■ The problem ■
Identify each line below that contains the word "text", and copy it out.

■ Dataset extract ■

--------------------------------

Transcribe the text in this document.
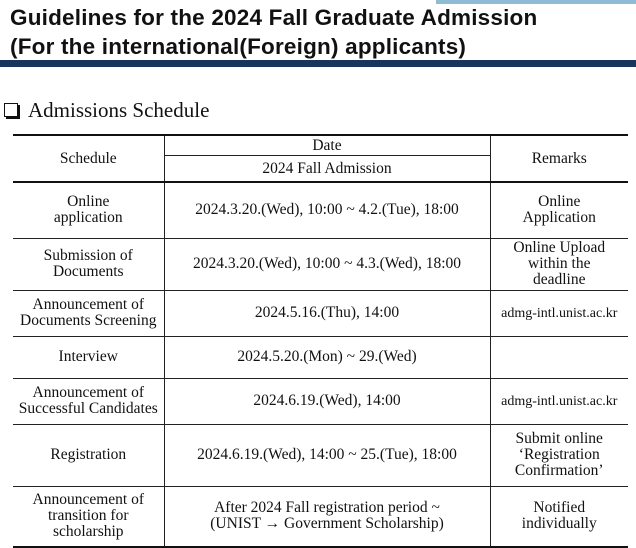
Guidelines for the 2024 Fall Graduate Admission
(For the international(Foreign) applicants)
Admissions Schedule
Schedule	Date	Remarks
	2024 Fall Admission	
Online
application	2024.3.20.(Wed), 10:00 ~ 4.2.(Tue), 18:00	Online
Application
Submission of
Documents	2024.3.20.(Wed), 10:00 ~ 4.3.(Wed), 18:00	Online Upload
within the
deadline
Announcement of
Documents Screening	2024.5.16.(Thu), 14:00	admg-intl.unist.ac.kr
Interview	2024.5.20.(Mon) ~ 29.(Wed)	
Announcement of
Successful Candidates	2024.6.19.(Wed), 14:00	admg-intl.unist.ac.kr
Registration	2024.6.19.(Wed), 14:00 ~ 25.(Tue), 18:00	Submit online
‘Registration
Confirmation’
Announcement of
transition for
scholarship	After 2024 Fall registration period ~
(UNIST → Government Scholarship)	Notified
individually
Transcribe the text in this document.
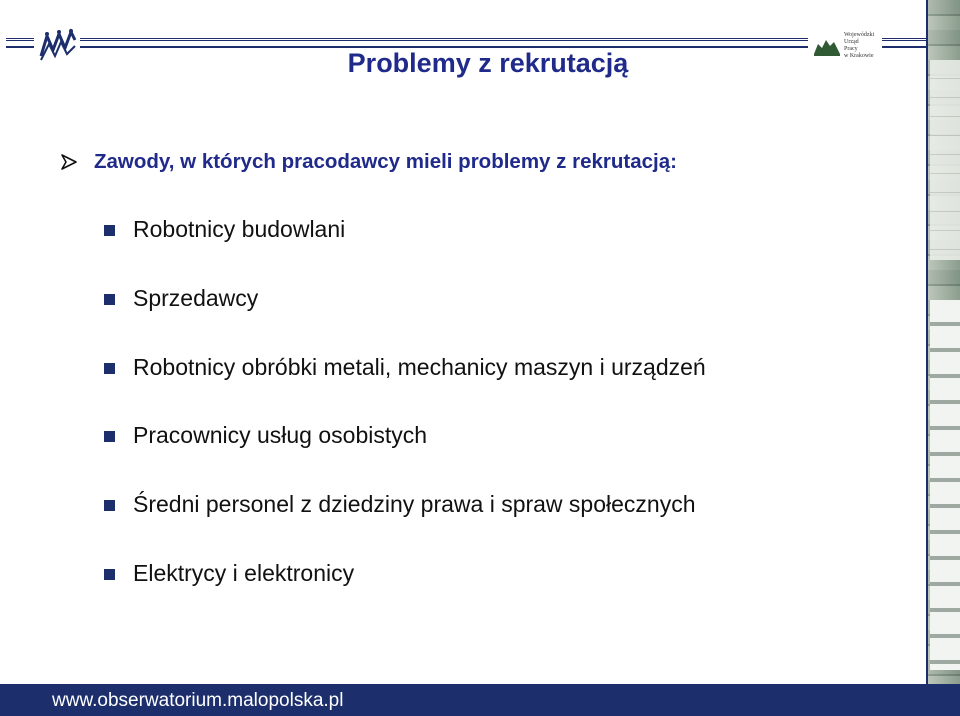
Wojewódzki
Urząd
Pracy
w Krakowie
Problemy z rekrutacją
Zawody, w których pracodawcy mieli problemy z rekrutacją:
Robotnicy budowlani
Sprzedawcy
Robotnicy obróbki metali, mechanicy maszyn i urządzeń
Pracownicy usług osobistych
Średni personel z dziedziny prawa i spraw społecznych
Elektrycy i elektronicy
www.obserwatorium.malopolska.pl
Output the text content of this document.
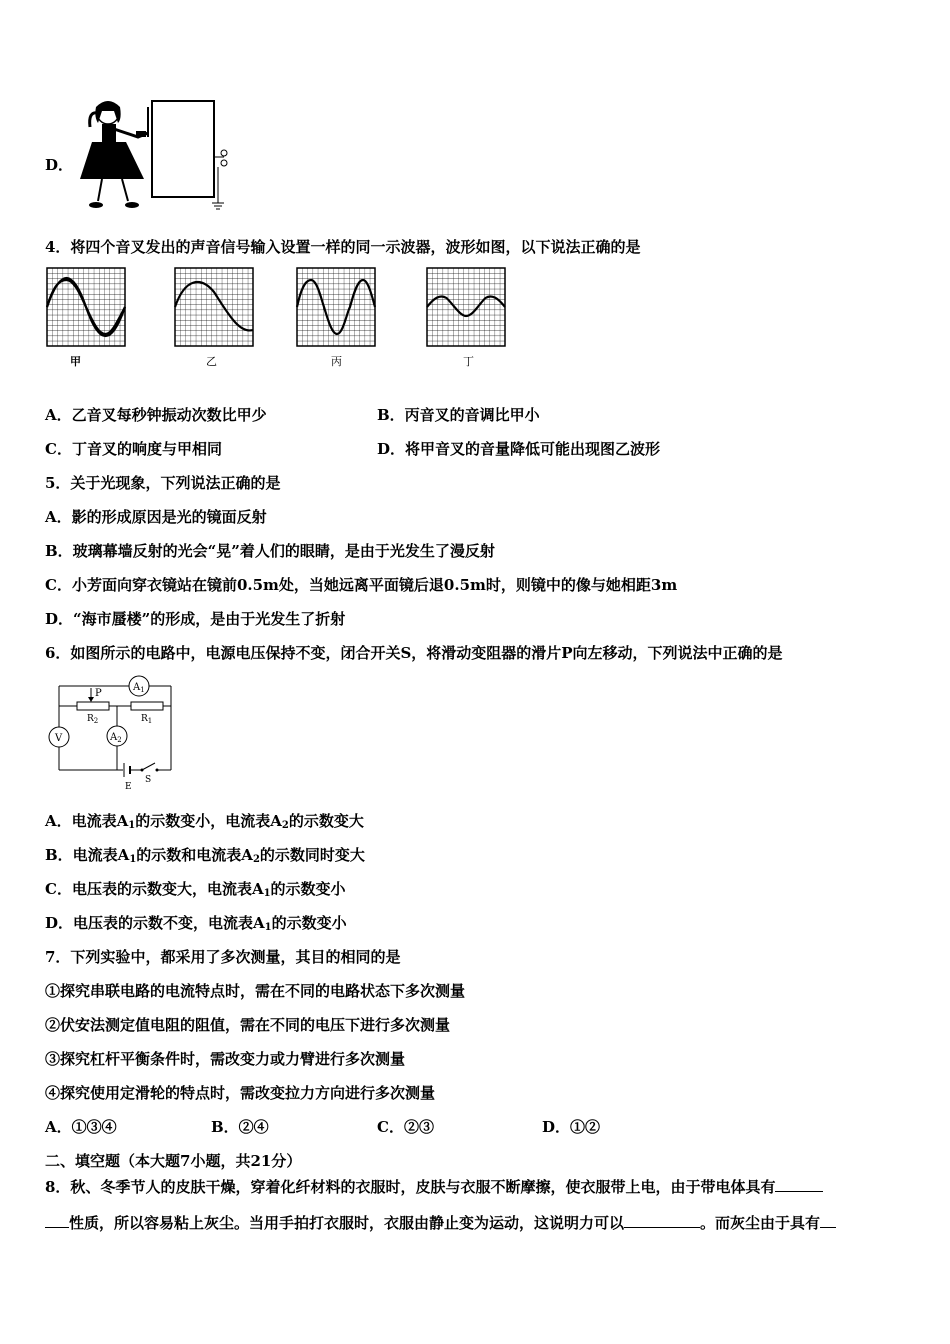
D．
4．将四个音叉发出的声音信号输入设置一样的同一示波器，波形如图，以下说法正确的是
甲	乙	丙	丁
A．乙音叉每秒钟振动次数比甲少	B．丙音叉的音调比甲小
C．丁音叉的响度与甲相同	D．将甲音叉的音量降低可能出现图乙波形
5．关于光现象，下列说法正确的是
A．影的形成原因是光的镜面反射
B．玻璃幕墙反射的光会“晃”着人们的眼睛，是由于光发生了漫反射
C．小芳面向穿衣镜站在镜前0.5m处，当她远离平面镜后退0.5m时，则镜中的像与她相距3m
D．“海市蜃楼”的形成，是由于光发生了折射
6．如图所示的电路中，电源电压保持不变，闭合开关S，将滑动变阻器的滑片P向左移动，下列说法中正确的是
$A_1$
P
$R_2$	$R_1$
V	$A_2$
E
S
A．电流表$A_1$的示数变小，电流表$A_2$的示数变大
B．电流表$A_1$的示数和电流表$A_2$的示数同时变大
C．电压表的示数变大，电流表$A_1$的示数变小
D．电压表的示数不变，电流表$A_1$的示数变小
7．下列实验中，都采用了多次测量，其目的相同的是
①探究串联电路的电流特点时，需在不同的电路状态下多次测量
②伏安法测定值电阻的阻值，需在不同的电压下进行多次测量
③探究杠杆平衡条件时，需改变力或力臂进行多次测量
④探究使用定滑轮的特点时，需改变拉力方向进行多次测量
A．①③④	B．②④	C．②③	D．①②
二、填空题（本大题7小题，共21分）
8．秋、冬季节人的皮肤干燥，穿着化纤材料的衣服时，皮肤与衣服不断摩擦，使衣服带上电，由于带电体具有
性质，所以容易粘上灰尘。当用手拍打衣服时，衣服由静止变为运动，这说明力可以	。而灰尘由于具有
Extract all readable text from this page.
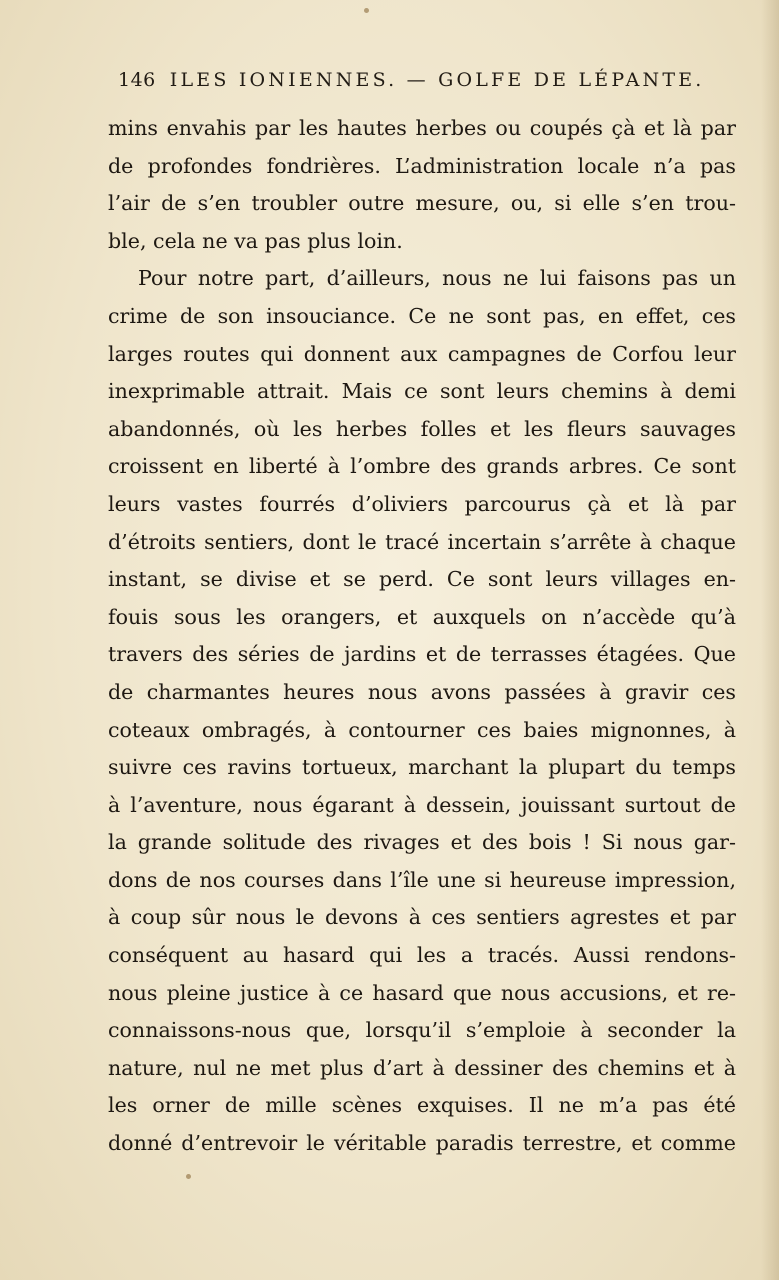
146 ILES IONIENNES. — GOLFE DE LÉPANTE.
mins envahis par les hautes herbes ou coupés çà et là par
de profondes fondrières. L’administration locale n’a pas
l’air de s’en troubler outre mesure, ou, si elle s’en trou-
ble, cela ne va pas plus loin.
Pour notre part, d’ailleurs, nous ne lui faisons pas un
crime de son insouciance. Ce ne sont pas, en effet, ces
larges routes qui donnent aux campagnes de Corfou leur
inexprimable attrait. Mais ce sont leurs chemins à demi
abandonnés, où les herbes folles et les fleurs sauvages
croissent en liberté à l’ombre des grands arbres. Ce sont
leurs vastes fourrés d’oliviers parcourus çà et là par
d’étroits sentiers, dont le tracé incertain s’arrête à chaque
instant, se divise et se perd. Ce sont leurs villages en-
fouis sous les orangers, et auxquels on n’accède qu’à
travers des séries de jardins et de terrasses étagées. Que
de charmantes heures nous avons passées à gravir ces
coteaux ombragés, à contourner ces baies mignonnes, à
suivre ces ravins tortueux, marchant la plupart du temps
à l’aventure, nous égarant à dessein, jouissant surtout de
la grande solitude des rivages et des bois ! Si nous gar-
dons de nos courses dans l’île une si heureuse impression,
à coup sûr nous le devons à ces sentiers agrestes et par
conséquent au hasard qui les a tracés. Aussi rendons-
nous pleine justice à ce hasard que nous accusions, et re-
connaissons-nous que, lorsqu’il s’emploie à seconder la
nature, nul ne met plus d’art à dessiner des chemins et à
les orner de mille scènes exquises. Il ne m’a pas été
donné d’entrevoir le véritable paradis terrestre, et comme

--------------------------------

■ Result of this task ■
Transcribe the text in this document.
Transcribe the text in this document.
Output the text content of this document.
Extract all readable text from this page.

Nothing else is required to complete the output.